GIVEN PROBLEM: Count how many lines have the word "left" in them. Reply with that number by itself.

------ DATA PROVIDED ------

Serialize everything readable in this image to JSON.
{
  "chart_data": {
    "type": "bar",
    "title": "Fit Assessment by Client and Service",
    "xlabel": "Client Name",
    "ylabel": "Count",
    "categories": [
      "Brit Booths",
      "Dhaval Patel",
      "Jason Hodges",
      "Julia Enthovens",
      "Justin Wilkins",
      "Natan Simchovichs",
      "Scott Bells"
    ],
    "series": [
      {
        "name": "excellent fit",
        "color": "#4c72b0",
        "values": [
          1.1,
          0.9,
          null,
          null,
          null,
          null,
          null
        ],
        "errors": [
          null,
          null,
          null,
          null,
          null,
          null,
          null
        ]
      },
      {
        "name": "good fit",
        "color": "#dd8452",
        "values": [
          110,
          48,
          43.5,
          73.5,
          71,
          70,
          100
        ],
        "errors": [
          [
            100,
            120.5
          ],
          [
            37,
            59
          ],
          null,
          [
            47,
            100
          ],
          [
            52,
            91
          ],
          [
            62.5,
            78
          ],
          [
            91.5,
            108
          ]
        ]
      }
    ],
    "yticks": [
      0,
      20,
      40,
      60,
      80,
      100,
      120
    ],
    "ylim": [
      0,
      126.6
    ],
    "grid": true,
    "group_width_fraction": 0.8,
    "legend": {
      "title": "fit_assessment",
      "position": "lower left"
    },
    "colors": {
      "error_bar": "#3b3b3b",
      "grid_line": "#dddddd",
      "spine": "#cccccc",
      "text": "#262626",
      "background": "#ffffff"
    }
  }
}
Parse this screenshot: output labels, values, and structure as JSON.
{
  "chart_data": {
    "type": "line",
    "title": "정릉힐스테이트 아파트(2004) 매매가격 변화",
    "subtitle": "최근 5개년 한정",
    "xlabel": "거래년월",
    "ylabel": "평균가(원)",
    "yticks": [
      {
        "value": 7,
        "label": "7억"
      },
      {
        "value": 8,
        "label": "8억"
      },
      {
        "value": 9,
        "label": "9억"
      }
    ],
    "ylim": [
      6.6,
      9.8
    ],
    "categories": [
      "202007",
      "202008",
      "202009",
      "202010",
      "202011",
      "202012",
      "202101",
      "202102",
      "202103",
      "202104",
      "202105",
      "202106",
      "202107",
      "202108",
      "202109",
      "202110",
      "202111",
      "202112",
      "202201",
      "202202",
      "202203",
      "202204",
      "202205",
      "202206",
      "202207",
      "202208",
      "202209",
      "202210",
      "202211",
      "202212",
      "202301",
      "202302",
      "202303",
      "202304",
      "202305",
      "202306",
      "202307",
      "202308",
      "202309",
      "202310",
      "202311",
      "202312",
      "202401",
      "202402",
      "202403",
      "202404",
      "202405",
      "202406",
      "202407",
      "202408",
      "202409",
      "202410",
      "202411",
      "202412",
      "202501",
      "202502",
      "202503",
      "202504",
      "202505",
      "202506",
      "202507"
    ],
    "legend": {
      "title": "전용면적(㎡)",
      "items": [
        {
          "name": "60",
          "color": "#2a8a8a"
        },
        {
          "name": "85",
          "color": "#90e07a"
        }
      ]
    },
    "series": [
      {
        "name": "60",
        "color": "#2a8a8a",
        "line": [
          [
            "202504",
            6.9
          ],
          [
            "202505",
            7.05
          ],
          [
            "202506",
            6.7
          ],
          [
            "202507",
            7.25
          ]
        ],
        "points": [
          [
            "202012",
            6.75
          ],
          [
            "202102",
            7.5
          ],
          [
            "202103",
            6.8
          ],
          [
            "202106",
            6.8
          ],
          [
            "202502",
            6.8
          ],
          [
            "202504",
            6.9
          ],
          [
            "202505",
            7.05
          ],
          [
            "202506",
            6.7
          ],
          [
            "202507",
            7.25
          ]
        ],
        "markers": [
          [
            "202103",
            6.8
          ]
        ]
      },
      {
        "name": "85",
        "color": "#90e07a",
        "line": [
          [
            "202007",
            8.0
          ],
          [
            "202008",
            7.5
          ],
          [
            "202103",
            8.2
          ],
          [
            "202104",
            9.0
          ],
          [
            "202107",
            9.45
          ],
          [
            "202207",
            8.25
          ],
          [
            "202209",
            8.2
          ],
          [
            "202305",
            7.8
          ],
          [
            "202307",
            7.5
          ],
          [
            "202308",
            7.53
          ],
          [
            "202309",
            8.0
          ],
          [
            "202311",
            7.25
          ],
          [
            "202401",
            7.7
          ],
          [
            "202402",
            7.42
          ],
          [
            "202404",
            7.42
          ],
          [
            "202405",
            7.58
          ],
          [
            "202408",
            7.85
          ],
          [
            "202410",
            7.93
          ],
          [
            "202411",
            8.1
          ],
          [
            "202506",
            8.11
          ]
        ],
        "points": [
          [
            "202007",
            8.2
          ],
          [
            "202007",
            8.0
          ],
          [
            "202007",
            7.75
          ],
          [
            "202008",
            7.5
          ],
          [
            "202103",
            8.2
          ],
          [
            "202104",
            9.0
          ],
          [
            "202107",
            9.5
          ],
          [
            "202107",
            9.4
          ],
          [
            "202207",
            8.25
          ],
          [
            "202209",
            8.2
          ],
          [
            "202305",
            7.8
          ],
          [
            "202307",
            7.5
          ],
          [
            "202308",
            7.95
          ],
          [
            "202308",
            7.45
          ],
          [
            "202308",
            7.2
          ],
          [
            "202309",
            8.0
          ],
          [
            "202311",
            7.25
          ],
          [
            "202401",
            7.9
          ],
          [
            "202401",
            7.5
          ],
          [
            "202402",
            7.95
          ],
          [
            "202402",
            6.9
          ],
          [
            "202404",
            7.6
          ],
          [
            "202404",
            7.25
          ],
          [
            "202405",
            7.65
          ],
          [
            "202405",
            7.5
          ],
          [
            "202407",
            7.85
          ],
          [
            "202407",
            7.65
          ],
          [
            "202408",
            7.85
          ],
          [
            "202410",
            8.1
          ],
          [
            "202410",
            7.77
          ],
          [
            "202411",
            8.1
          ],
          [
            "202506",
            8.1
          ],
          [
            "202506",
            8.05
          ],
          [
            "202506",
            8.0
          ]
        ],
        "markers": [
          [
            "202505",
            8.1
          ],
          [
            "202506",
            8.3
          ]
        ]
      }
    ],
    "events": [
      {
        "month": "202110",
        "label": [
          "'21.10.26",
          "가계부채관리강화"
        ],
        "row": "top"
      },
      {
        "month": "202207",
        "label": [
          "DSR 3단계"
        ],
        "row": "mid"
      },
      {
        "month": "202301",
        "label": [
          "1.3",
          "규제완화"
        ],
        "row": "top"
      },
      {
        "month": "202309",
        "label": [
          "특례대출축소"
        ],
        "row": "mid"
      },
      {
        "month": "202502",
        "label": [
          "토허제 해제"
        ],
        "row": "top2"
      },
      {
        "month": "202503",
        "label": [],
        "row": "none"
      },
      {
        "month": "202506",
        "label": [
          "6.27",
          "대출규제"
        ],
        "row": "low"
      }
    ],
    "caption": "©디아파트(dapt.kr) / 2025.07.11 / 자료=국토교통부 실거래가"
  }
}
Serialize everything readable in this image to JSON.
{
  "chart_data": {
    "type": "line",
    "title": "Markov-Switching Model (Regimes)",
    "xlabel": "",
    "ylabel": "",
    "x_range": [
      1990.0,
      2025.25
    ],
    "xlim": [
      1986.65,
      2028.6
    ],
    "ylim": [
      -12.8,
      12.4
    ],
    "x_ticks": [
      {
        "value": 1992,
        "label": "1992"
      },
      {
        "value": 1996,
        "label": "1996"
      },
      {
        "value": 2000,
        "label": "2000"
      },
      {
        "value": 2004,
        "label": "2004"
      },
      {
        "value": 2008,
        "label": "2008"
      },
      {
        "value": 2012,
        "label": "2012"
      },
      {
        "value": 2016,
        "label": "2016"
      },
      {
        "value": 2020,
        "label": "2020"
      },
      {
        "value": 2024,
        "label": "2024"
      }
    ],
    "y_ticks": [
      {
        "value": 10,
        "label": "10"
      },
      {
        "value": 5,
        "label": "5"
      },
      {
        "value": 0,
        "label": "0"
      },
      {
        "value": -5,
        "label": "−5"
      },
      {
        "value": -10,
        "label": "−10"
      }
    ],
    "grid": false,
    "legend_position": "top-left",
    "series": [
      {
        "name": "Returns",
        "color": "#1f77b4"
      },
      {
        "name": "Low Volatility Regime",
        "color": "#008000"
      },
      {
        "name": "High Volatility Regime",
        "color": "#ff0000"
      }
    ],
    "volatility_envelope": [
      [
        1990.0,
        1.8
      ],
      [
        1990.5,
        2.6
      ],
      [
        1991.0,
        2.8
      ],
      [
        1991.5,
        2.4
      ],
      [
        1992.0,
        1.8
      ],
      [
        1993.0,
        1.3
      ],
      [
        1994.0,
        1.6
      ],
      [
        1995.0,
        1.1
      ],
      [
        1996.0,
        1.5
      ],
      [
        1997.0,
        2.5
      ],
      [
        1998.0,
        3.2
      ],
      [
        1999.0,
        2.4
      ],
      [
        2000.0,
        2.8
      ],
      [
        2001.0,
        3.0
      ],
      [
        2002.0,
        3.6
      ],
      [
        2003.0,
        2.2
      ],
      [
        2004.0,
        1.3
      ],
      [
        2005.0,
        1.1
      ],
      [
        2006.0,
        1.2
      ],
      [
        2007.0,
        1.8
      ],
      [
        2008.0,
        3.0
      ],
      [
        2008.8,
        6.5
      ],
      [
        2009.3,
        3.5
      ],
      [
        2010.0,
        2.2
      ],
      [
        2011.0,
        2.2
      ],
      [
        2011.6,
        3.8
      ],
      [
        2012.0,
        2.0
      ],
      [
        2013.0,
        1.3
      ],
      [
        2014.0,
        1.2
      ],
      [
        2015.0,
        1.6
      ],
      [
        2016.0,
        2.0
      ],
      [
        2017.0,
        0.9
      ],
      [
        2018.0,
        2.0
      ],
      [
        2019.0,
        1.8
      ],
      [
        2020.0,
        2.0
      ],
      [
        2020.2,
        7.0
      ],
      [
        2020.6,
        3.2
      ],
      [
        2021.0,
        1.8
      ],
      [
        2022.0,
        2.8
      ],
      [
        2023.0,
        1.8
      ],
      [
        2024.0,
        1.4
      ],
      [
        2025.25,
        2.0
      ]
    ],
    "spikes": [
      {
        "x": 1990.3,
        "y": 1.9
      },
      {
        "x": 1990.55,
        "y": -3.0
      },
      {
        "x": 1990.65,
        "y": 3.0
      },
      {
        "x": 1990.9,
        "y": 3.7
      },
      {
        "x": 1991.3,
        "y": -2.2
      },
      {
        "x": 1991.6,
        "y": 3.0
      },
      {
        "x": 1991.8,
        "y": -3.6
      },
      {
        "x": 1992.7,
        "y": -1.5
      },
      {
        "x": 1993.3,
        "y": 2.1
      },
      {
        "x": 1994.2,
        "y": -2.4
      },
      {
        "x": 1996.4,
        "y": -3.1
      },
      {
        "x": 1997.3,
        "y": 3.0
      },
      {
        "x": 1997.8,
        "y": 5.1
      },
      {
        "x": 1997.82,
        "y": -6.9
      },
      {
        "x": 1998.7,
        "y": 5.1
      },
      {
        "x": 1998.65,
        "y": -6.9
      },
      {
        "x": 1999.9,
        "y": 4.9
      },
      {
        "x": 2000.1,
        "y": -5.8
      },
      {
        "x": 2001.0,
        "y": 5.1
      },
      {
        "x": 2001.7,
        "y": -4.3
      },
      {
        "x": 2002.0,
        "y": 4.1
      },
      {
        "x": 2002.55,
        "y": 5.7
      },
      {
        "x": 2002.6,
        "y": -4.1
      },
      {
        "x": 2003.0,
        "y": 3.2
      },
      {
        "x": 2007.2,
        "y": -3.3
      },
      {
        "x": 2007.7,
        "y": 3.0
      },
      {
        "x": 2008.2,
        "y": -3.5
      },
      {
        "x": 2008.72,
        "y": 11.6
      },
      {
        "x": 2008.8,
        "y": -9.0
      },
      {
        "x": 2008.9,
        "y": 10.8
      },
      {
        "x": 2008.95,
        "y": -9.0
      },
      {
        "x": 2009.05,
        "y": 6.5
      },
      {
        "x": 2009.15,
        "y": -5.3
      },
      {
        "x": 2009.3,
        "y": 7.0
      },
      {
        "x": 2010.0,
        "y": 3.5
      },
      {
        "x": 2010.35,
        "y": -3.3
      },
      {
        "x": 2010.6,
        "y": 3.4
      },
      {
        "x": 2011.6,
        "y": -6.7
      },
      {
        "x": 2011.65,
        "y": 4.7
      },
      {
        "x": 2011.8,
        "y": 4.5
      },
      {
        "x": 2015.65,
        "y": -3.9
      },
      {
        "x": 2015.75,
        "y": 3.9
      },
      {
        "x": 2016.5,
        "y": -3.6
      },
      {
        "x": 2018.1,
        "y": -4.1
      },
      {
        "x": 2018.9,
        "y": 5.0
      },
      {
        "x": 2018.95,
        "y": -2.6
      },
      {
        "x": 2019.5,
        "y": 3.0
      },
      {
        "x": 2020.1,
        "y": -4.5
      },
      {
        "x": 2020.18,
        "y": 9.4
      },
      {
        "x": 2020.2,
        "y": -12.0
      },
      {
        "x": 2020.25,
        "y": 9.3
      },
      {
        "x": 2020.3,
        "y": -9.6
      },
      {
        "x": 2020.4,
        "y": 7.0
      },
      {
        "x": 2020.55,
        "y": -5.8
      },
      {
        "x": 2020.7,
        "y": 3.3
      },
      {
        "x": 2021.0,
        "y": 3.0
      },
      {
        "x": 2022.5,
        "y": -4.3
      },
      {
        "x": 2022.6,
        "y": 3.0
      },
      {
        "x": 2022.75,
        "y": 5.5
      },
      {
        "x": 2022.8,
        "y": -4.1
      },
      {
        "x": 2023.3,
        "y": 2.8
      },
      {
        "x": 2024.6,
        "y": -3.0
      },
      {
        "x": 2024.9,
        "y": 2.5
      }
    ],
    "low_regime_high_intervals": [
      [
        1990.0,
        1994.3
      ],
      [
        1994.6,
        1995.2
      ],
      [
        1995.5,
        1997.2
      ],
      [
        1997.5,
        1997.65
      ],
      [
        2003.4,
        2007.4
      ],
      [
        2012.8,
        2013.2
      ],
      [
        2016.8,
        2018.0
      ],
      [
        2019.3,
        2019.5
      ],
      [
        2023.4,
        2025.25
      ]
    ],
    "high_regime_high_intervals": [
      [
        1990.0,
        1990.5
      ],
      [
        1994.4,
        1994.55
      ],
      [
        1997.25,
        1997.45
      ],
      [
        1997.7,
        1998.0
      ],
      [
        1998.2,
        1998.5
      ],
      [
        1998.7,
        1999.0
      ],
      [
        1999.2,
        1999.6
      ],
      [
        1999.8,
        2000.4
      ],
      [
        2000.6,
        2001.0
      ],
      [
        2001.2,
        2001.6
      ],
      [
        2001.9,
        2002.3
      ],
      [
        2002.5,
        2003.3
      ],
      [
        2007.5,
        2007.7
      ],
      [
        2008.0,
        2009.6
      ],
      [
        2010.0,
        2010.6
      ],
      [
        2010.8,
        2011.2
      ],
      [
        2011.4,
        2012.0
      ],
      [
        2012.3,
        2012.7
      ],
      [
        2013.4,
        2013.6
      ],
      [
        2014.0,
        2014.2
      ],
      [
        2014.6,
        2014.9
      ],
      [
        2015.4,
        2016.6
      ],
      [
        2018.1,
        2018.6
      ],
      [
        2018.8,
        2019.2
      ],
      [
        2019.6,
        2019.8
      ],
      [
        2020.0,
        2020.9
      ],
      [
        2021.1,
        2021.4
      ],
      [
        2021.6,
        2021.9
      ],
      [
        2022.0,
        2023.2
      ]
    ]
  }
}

------

OUTPUT OF THE TASK: 2